## Begin Data
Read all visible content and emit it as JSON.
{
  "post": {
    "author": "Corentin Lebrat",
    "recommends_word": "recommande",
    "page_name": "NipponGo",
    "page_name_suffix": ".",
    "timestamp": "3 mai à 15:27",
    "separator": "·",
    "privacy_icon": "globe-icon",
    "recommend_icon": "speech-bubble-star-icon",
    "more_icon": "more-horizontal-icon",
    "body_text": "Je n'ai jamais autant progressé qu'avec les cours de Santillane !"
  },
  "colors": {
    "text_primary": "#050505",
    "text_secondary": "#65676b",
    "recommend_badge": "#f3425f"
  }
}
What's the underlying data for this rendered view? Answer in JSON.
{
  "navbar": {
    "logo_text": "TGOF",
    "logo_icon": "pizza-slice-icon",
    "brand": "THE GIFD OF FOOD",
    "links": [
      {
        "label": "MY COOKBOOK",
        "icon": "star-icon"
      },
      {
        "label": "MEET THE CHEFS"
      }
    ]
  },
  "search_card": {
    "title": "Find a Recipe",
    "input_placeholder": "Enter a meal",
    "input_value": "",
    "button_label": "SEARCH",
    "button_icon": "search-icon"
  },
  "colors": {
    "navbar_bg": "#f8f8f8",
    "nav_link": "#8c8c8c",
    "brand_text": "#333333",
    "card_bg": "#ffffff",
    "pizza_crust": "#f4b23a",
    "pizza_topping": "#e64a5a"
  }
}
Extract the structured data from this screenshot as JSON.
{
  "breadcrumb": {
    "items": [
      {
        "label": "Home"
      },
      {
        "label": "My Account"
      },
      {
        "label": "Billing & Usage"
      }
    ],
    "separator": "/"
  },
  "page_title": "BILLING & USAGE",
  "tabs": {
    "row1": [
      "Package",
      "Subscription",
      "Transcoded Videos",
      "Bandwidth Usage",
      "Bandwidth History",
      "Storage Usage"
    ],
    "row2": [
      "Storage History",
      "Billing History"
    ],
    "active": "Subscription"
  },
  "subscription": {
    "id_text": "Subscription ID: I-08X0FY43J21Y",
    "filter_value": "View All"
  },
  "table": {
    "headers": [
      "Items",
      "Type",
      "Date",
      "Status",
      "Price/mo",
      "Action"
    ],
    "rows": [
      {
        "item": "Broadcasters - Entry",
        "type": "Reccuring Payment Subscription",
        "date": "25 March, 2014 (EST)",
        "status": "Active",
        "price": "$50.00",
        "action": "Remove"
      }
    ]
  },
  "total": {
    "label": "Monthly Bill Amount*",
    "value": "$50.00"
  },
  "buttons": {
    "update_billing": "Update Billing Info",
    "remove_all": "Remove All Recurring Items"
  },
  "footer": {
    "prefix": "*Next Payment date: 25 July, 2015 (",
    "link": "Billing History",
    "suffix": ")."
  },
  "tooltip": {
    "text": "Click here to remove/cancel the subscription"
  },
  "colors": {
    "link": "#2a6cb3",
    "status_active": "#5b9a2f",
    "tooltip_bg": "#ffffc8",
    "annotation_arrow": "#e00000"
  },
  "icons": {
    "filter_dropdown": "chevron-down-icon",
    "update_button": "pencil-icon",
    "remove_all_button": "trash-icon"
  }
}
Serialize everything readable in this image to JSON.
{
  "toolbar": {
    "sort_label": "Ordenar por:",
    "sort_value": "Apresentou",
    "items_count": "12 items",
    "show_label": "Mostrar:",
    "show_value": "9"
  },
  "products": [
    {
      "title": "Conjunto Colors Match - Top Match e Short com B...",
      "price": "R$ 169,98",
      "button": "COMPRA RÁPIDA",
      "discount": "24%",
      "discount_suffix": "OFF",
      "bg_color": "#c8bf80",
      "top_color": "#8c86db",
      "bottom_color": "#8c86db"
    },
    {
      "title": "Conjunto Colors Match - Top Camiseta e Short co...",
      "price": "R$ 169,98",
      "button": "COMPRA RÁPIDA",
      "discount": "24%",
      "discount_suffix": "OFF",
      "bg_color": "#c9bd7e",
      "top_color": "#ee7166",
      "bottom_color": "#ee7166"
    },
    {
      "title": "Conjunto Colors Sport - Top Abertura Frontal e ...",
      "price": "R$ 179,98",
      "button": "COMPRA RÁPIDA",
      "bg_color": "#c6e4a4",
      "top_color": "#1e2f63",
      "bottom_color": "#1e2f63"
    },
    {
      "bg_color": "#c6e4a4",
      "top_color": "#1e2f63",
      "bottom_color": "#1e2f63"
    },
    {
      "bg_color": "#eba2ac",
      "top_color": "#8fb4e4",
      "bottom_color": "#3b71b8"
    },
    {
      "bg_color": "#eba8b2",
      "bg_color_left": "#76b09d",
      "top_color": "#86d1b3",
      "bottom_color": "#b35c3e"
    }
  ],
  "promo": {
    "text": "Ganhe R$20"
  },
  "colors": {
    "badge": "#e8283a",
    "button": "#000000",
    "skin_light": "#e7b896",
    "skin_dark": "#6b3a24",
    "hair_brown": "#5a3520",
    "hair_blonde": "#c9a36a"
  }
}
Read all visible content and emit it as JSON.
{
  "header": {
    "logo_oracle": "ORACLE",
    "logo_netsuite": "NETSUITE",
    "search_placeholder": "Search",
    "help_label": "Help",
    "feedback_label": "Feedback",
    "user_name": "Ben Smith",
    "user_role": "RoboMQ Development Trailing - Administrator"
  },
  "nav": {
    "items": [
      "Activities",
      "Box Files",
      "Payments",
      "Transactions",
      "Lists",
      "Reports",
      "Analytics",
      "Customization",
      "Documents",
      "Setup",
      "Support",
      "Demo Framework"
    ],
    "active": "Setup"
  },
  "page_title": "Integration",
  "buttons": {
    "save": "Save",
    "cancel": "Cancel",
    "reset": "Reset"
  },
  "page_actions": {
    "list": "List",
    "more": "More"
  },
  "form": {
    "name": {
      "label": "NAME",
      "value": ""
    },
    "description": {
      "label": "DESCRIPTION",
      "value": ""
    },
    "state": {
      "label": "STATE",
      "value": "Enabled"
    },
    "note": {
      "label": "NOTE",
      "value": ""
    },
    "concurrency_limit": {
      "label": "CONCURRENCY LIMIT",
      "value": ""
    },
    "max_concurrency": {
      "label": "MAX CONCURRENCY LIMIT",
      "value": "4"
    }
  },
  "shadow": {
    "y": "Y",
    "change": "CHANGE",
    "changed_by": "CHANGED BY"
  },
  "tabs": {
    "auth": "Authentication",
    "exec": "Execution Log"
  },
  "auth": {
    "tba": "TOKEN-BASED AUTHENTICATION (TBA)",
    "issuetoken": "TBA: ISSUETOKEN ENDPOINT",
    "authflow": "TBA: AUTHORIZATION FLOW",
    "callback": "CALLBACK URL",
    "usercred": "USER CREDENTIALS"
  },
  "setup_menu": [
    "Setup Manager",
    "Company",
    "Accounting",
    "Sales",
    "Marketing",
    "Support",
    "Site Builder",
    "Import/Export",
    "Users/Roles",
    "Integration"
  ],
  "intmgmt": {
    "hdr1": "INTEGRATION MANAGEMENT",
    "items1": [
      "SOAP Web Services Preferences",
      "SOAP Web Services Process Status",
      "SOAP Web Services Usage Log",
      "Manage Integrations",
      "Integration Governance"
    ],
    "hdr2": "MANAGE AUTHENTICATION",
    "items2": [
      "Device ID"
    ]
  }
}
## End Data
Task directions: Give an exact copy of all the data shown above.

Final result:
Read all visible content and emit it as JSON.
{
  "post": {
    "author": "Corentin Lebrat",
    "recommends_word": "recommande",
    "page_name": "NipponGo",
    "page_name_suffix": ".",
    "timestamp": "3 mai à 15:27",
    "separator": "·",
    "privacy_icon": "globe-icon",
    "recommend_icon": "speech-bubble-star-icon",
    "more_icon": "more-horizontal-icon",
    "body_text": "Je n'ai jamais autant progressé qu'avec les cours de Santillane !"
  },
  "colors": {
    "text_primary": "#050505",
    "text_secondary": "#65676b",
    "recommend_badge": "#f3425f"
  }
}
What's the underlying data for this rendered view? Answer in JSON.
{
  "navbar": {
    "logo_text": "TGOF",
    "logo_icon": "pizza-slice-icon",
    "brand": "THE GIFD OF FOOD",
    "links": [
      {
        "label": "MY COOKBOOK",
        "icon": "star-icon"
      },
      {
        "label": "MEET THE CHEFS"
      }
    ]
  },
  "search_card": {
    "title": "Find a Recipe",
    "input_placeholder": "Enter a meal",
    "input_value": "",
    "button_label": "SEARCH",
    "button_icon": "search-icon"
  },
  "colors": {
    "navbar_bg": "#f8f8f8",
    "nav_link": "#8c8c8c",
    "brand_text": "#333333",
    "card_bg": "#ffffff",
    "pizza_crust": "#f4b23a",
    "pizza_topping": "#e64a5a"
  }
}
Extract the structured data from this screenshot as JSON.
{
  "breadcrumb": {
    "items": [
      {
        "label": "Home"
      },
      {
        "label": "My Account"
      },
      {
        "label": "Billing & Usage"
      }
    ],
    "separator": "/"
  },
  "page_title": "BILLING & USAGE",
  "tabs": {
    "row1": [
      "Package",
      "Subscription",
      "Transcoded Videos",
      "Bandwidth Usage",
      "Bandwidth History",
      "Storage Usage"
    ],
    "row2": [
      "Storage History",
      "Billing History"
    ],
    "active": "Subscription"
  },
  "subscription": {
    "id_text": "Subscription ID: I-08X0FY43J21Y",
    "filter_value": "View All"
  },
  "table": {
    "headers": [
      "Items",
      "Type",
      "Date",
      "Status",
      "Price/mo",
      "Action"
    ],
    "rows": [
      {
        "item": "Broadcasters - Entry",
        "type": "Reccuring Payment Subscription",
        "date": "25 March, 2014 (EST)",
        "status": "Active",
        "price": "$50.00",
        "action": "Remove"
      }
    ]
  },
  "total": {
    "label": "Monthly Bill Amount*",
    "value": "$50.00"
  },
  "buttons": {
    "update_billing": "Update Billing Info",
    "remove_all": "Remove All Recurring Items"
  },
  "footer": {
    "prefix": "*Next Payment date: 25 July, 2015 (",
    "link": "Billing History",
    "suffix": ")."
  },
  "tooltip": {
    "text": "Click here to remove/cancel the subscription"
  },
  "colors": {
    "link": "#2a6cb3",
    "status_active": "#5b9a2f",
    "tooltip_bg": "#ffffc8",
    "annotation_arrow": "#e00000"
  },
  "icons": {
    "filter_dropdown": "chevron-down-icon",
    "update_button": "pencil-icon",
    "remove_all_button": "trash-icon"
  }
}
Serialize everything readable in this image to JSON.
{
  "toolbar": {
    "sort_label": "Ordenar por:",
    "sort_value": "Apresentou",
    "items_count": "12 items",
    "show_label": "Mostrar:",
    "show_value": "9"
  },
  "products": [
    {
      "title": "Conjunto Colors Match - Top Match e Short com B...",
      "price": "R$ 169,98",
      "button": "COMPRA RÁPIDA",
      "discount": "24%",
      "discount_suffix": "OFF",
      "bg_color": "#c8bf80",
      "top_color": "#8c86db",
      "bottom_color": "#8c86db"
    },
    {
      "title": "Conjunto Colors Match - Top Camiseta e Short co...",
      "price": "R$ 169,98",
      "button": "COMPRA RÁPIDA",
      "discount": "24%",
      "discount_suffix": "OFF",
      "bg_color": "#c9bd7e",
      "top_color": "#ee7166",
      "bottom_color": "#ee7166"
    },
    {
      "title": "Conjunto Colors Sport - Top Abertura Frontal e ...",
      "price": "R$ 179,98",
      "button": "COMPRA RÁPIDA",
      "bg_color": "#c6e4a4",
      "top_color": "#1e2f63",
      "bottom_color": "#1e2f63"
    },
    {
      "bg_color": "#c6e4a4",
      "top_color": "#1e2f63",
      "bottom_color": "#1e2f63"
    },
    {
      "bg_color": "#eba2ac",
      "top_color": "#8fb4e4",
      "bottom_color": "#3b71b8"
    },
    {
      "bg_color": "#eba8b2",
      "bg_color_left": "#76b09d",
      "top_color": "#86d1b3",
      "bottom_color": "#b35c3e"
    }
  ],
  "promo": {
    "text": "Ganhe R$20"
  },
  "colors": {
    "badge": "#e8283a",
    "button": "#000000",
    "skin_light": "#e7b896",
    "skin_dark": "#6b3a24",
    "hair_brown": "#5a3520",
    "hair_blonde": "#c9a36a"
  }
}
Read all visible content and emit it as JSON.
{
  "header": {
    "logo_oracle": "ORACLE",
    "logo_netsuite": "NETSUITE",
    "search_placeholder": "Search",
    "help_label": "Help",
    "feedback_label": "Feedback",
    "user_name": "Ben Smith",
    "user_role": "RoboMQ Development Trailing - Administrator"
  },
  "nav": {
    "items": [
      "Activities",
      "Box Files",
      "Payments",
      "Transactions",
      "Lists",
      "Reports",
      "Analytics",
      "Customization",
      "Documents",
      "Setup",
      "Support",
      "Demo Framework"
    ],
    "active": "Setup"
  },
  "page_title": "Integration",
  "buttons": {
    "save": "Save",
    "cancel": "Cancel",
    "reset": "Reset"
  },
  "page_actions": {
    "list": "List",
    "more": "More"
  },
  "form": {
    "name": {
      "label": "NAME",
      "value": ""
    },
    "description": {
      "label": "DESCRIPTION",
      "value": ""
    },
    "state": {
      "label": "STATE",
      "value": "Enabled"
    },
    "note": {
      "label": "NOTE",
      "value": ""
    },
    "concurrency_limit": {
      "label": "CONCURRENCY LIMIT",
      "value": ""
    },
    "max_concurrency": {
      "label": "MAX CONCURRENCY LIMIT",
      "value": "4"
    }
  },
  "shadow": {
    "y": "Y",
    "change": "CHANGE",
    "changed_by": "CHANGED BY"
  },
  "tabs": {
    "auth": "Authentication",
    "exec": "Execution Log"
  },
  "auth": {
    "tba": "TOKEN-BASED AUTHENTICATION (TBA)",
    "issuetoken": "TBA: ISSUETOKEN ENDPOINT",
    "authflow": "TBA: AUTHORIZATION FLOW",
    "callback": "CALLBACK URL",
    "usercred": "USER CREDENTIALS"
  },
  "setup_menu": [
    "Setup Manager",
    "Company",
    "Accounting",
    "Sales",
    "Marketing",
    "Support",
    "Site Builder",
    "Import/Export",
    "Users/Roles",
    "Integration"
  ],
  "intmgmt": {
    "hdr1": "INTEGRATION MANAGEMENT",
    "items1": [
      "SOAP Web Services Preferences",
      "SOAP Web Services Process Status",
      "SOAP Web Services Usage Log",
      "Manage Integrations",
      "Integration Governance"
    ],
    "hdr2": "MANAGE AUTHENTICATION",
    "items2": [
      "Device ID"
    ]
  }
}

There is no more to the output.